# [What to do]
Retype the listing that follows, word for word.
═══ Supplied entries
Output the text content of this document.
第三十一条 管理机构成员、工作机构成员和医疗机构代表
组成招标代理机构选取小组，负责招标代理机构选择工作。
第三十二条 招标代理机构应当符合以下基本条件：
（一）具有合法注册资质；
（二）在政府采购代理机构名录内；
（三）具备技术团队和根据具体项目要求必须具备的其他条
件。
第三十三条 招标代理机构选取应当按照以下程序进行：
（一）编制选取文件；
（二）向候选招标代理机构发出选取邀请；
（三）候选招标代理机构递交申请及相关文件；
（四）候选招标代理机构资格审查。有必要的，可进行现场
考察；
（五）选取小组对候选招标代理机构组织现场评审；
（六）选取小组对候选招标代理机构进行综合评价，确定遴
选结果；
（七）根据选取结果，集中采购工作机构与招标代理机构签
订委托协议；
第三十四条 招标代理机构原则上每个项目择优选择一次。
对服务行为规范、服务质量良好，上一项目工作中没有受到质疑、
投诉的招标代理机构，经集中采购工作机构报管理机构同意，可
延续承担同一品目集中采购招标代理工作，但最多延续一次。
══════
# [Final result]
Output the text content of this document.
第三十一条 管理机构成员、工作机构成员和医疗机构代表
组成招标代理机构选取小组，负责招标代理机构选择工作。
第三十二条 招标代理机构应当符合以下基本条件：
（一）具有合法注册资质；
（二）在政府采购代理机构名录内；
（三）具备技术团队和根据具体项目要求必须具备的其他条
件。
第三十三条 招标代理机构选取应当按照以下程序进行：
（一）编制选取文件；
（二）向候选招标代理机构发出选取邀请；
（三）候选招标代理机构递交申请及相关文件；
（四）候选招标代理机构资格审查。有必要的，可进行现场
考察；
（五）选取小组对候选招标代理机构组织现场评审；
（六）选取小组对候选招标代理机构进行综合评价，确定遴
选结果；
（七）根据选取结果，集中采购工作机构与招标代理机构签
订委托协议；
第三十四条 招标代理机构原则上每个项目择优选择一次。
对服务行为规范、服务质量良好，上一项目工作中没有受到质疑、
投诉的招标代理机构，经集中采购工作机构报管理机构同意，可
延续承担同一品目集中采购招标代理工作，但最多延续一次。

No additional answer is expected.